GIVEN RECORDS:
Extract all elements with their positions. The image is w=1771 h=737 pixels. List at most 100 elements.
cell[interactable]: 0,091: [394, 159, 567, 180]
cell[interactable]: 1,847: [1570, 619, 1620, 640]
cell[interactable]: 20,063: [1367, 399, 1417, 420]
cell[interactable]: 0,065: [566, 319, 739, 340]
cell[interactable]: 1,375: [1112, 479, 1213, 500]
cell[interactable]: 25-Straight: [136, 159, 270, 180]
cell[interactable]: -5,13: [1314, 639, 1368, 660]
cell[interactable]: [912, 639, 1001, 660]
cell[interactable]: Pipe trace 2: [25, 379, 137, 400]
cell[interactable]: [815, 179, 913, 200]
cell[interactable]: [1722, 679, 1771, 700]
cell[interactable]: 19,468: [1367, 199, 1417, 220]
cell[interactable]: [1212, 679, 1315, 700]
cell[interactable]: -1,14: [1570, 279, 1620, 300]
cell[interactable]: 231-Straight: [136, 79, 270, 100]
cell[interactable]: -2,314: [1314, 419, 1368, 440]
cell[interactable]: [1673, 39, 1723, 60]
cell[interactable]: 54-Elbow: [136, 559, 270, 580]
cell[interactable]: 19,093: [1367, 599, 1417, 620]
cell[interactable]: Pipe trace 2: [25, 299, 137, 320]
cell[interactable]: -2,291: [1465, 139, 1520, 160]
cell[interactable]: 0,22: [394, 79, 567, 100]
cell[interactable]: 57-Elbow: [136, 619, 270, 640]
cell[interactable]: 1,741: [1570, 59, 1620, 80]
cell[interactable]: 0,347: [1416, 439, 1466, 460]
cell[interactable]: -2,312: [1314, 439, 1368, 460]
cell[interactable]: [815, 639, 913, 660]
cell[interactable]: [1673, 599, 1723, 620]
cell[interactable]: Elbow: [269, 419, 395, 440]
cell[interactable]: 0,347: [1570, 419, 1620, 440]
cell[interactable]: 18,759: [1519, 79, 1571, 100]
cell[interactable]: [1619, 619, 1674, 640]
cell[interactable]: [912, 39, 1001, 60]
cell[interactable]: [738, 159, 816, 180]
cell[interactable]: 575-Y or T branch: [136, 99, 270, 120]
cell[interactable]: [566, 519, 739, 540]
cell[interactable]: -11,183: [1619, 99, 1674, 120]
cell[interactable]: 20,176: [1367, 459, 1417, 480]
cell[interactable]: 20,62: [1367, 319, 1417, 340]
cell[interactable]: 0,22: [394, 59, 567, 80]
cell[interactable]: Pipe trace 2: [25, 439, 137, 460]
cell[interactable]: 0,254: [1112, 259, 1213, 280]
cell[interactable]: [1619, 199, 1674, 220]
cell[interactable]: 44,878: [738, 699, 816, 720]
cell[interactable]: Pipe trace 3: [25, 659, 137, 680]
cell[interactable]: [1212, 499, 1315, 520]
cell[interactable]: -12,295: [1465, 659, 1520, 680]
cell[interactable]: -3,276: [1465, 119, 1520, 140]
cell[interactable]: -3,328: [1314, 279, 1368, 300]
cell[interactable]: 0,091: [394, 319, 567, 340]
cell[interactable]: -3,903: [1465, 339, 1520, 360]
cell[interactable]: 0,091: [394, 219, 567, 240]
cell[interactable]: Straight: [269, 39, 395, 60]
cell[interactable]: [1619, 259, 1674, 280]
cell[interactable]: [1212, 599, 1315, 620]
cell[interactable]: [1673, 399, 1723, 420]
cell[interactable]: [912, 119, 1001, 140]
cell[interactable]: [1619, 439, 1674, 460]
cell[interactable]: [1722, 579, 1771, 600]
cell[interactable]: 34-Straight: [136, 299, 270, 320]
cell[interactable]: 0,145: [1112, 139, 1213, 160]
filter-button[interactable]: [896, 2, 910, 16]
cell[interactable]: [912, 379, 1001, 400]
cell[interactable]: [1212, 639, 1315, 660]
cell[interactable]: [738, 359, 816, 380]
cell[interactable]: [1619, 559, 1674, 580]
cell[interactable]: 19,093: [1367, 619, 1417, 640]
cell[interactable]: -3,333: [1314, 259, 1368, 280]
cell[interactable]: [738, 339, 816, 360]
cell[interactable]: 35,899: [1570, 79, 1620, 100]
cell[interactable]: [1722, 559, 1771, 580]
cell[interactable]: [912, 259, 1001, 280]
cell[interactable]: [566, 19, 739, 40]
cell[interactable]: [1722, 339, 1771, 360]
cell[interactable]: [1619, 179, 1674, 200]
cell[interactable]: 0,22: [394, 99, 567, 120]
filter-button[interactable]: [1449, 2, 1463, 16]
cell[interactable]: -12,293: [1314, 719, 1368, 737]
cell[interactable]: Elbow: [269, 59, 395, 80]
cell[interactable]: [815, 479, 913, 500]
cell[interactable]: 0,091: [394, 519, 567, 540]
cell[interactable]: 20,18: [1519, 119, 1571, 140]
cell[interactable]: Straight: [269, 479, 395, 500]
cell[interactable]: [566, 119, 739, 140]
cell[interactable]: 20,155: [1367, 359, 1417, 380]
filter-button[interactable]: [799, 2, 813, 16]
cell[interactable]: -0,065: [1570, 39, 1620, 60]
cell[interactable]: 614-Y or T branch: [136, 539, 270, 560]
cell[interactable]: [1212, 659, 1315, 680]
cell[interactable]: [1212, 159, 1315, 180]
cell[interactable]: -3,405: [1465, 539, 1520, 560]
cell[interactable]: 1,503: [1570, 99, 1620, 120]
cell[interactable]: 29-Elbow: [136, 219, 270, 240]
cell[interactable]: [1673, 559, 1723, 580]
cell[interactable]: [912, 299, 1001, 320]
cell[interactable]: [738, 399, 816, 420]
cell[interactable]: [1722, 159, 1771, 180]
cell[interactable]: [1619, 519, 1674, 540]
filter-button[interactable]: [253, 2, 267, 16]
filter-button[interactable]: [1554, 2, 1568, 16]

EXERCISE INSTRUCTIONS: Rewrite all of the entries above, replacing every occurrence of "Pipe trace 2" with "Pipe trace 3" and leaving everything else unchanged.

ANSWER:
Extract all elements with their positions. The image is w=1771 h=737 pixels. List at most 100 elements.
cell[interactable]: 0,091: [394, 159, 567, 180]
cell[interactable]: 1,847: [1570, 619, 1620, 640]
cell[interactable]: 20,063: [1367, 399, 1417, 420]
cell[interactable]: 0,065: [566, 319, 739, 340]
cell[interactable]: 1,375: [1112, 479, 1213, 500]
cell[interactable]: 25-Straight: [136, 159, 270, 180]
cell[interactable]: -5,13: [1314, 639, 1368, 660]
cell[interactable]: [912, 639, 1001, 660]
cell[interactable]: Pipe trace 3: [25, 379, 137, 400]
cell[interactable]: [815, 179, 913, 200]
cell[interactable]: [1722, 679, 1771, 700]
cell[interactable]: 19,468: [1367, 199, 1417, 220]
cell[interactable]: [1212, 679, 1315, 700]
cell[interactable]: -1,14: [1570, 279, 1620, 300]
cell[interactable]: 231-Straight: [136, 79, 270, 100]
cell[interactable]: -2,314: [1314, 419, 1368, 440]
cell[interactable]: [1673, 39, 1723, 60]
cell[interactable]: 54-Elbow: [136, 559, 270, 580]
cell[interactable]: 19,093: [1367, 599, 1417, 620]
cell[interactable]: Pipe trace 3: [25, 299, 137, 320]
cell[interactable]: -2,291: [1465, 139, 1520, 160]
cell[interactable]: 0,22: [394, 79, 567, 100]
cell[interactable]: 57-Elbow: [136, 619, 270, 640]
cell[interactable]: 1,741: [1570, 59, 1620, 80]
cell[interactable]: 0,347: [1416, 439, 1466, 460]
cell[interactable]: -2,312: [1314, 439, 1368, 460]
cell[interactable]: [815, 639, 913, 660]
cell[interactable]: [1673, 599, 1723, 620]
cell[interactable]: Elbow: [269, 419, 395, 440]
cell[interactable]: 0,347: [1570, 419, 1620, 440]
cell[interactable]: 18,759: [1519, 79, 1571, 100]
cell[interactable]: [1619, 619, 1674, 640]
cell[interactable]: [912, 39, 1001, 60]
cell[interactable]: [738, 159, 816, 180]
cell[interactable]: 575-Y or T branch: [136, 99, 270, 120]
cell[interactable]: [566, 519, 739, 540]
cell[interactable]: -11,183: [1619, 99, 1674, 120]
cell[interactable]: 20,176: [1367, 459, 1417, 480]
cell[interactable]: 20,62: [1367, 319, 1417, 340]
cell[interactable]: 0,22: [394, 59, 567, 80]
cell[interactable]: Pipe trace 3: [25, 439, 137, 460]
cell[interactable]: 0,254: [1112, 259, 1213, 280]
cell[interactable]: [1619, 199, 1674, 220]
cell[interactable]: 44,878: [738, 699, 816, 720]
cell[interactable]: Pipe trace 3: [25, 659, 137, 680]
cell[interactable]: [1212, 499, 1315, 520]
cell[interactable]: -12,295: [1465, 659, 1520, 680]
cell[interactable]: -3,276: [1465, 119, 1520, 140]
cell[interactable]: -3,328: [1314, 279, 1368, 300]
cell[interactable]: 0,091: [394, 319, 567, 340]
cell[interactable]: -3,903: [1465, 339, 1520, 360]
cell[interactable]: 0,091: [394, 219, 567, 240]
cell[interactable]: Straight: [269, 39, 395, 60]
cell[interactable]: [1619, 259, 1674, 280]
cell[interactable]: [1212, 599, 1315, 620]
cell[interactable]: [1673, 399, 1723, 420]
cell[interactable]: [912, 119, 1001, 140]
cell[interactable]: [1619, 439, 1674, 460]
cell[interactable]: [1722, 579, 1771, 600]
cell[interactable]: 34-Straight: [136, 299, 270, 320]
cell[interactable]: 0,145: [1112, 139, 1213, 160]
filter-button[interactable]: [896, 2, 910, 16]
cell[interactable]: [912, 379, 1001, 400]
cell[interactable]: [1212, 639, 1315, 660]
cell[interactable]: [738, 359, 816, 380]
cell[interactable]: [1619, 559, 1674, 580]
cell[interactable]: 19,093: [1367, 619, 1417, 640]
cell[interactable]: -3,333: [1314, 259, 1368, 280]
cell[interactable]: [738, 339, 816, 360]
cell[interactable]: 35,899: [1570, 79, 1620, 100]
cell[interactable]: [1722, 559, 1771, 580]
cell[interactable]: [912, 259, 1001, 280]
cell[interactable]: [566, 19, 739, 40]
cell[interactable]: [1722, 339, 1771, 360]
cell[interactable]: [1619, 179, 1674, 200]
cell[interactable]: 0,22: [394, 99, 567, 120]
filter-button[interactable]: [1449, 2, 1463, 16]
cell[interactable]: -12,293: [1314, 719, 1368, 737]
cell[interactable]: Elbow: [269, 59, 395, 80]
cell[interactable]: [815, 479, 913, 500]
cell[interactable]: 0,091: [394, 519, 567, 540]
cell[interactable]: 20,18: [1519, 119, 1571, 140]
cell[interactable]: Straight: [269, 479, 395, 500]
cell[interactable]: [566, 119, 739, 140]
cell[interactable]: 20,155: [1367, 359, 1417, 380]
filter-button[interactable]: [799, 2, 813, 16]
cell[interactable]: -0,065: [1570, 39, 1620, 60]
cell[interactable]: 614-Y or T branch: [136, 539, 270, 560]
cell[interactable]: [1212, 659, 1315, 680]
cell[interactable]: [1212, 159, 1315, 180]
cell[interactable]: -3,405: [1465, 539, 1520, 560]
cell[interactable]: 1,503: [1570, 99, 1620, 120]
cell[interactable]: 29-Elbow: [136, 219, 270, 240]
cell[interactable]: [1673, 559, 1723, 580]
cell[interactable]: [912, 299, 1001, 320]
cell[interactable]: [738, 399, 816, 420]
cell[interactable]: [1722, 159, 1771, 180]
cell[interactable]: [1619, 519, 1674, 540]
filter-button[interactable]: [253, 2, 267, 16]
filter-button[interactable]: [1554, 2, 1568, 16]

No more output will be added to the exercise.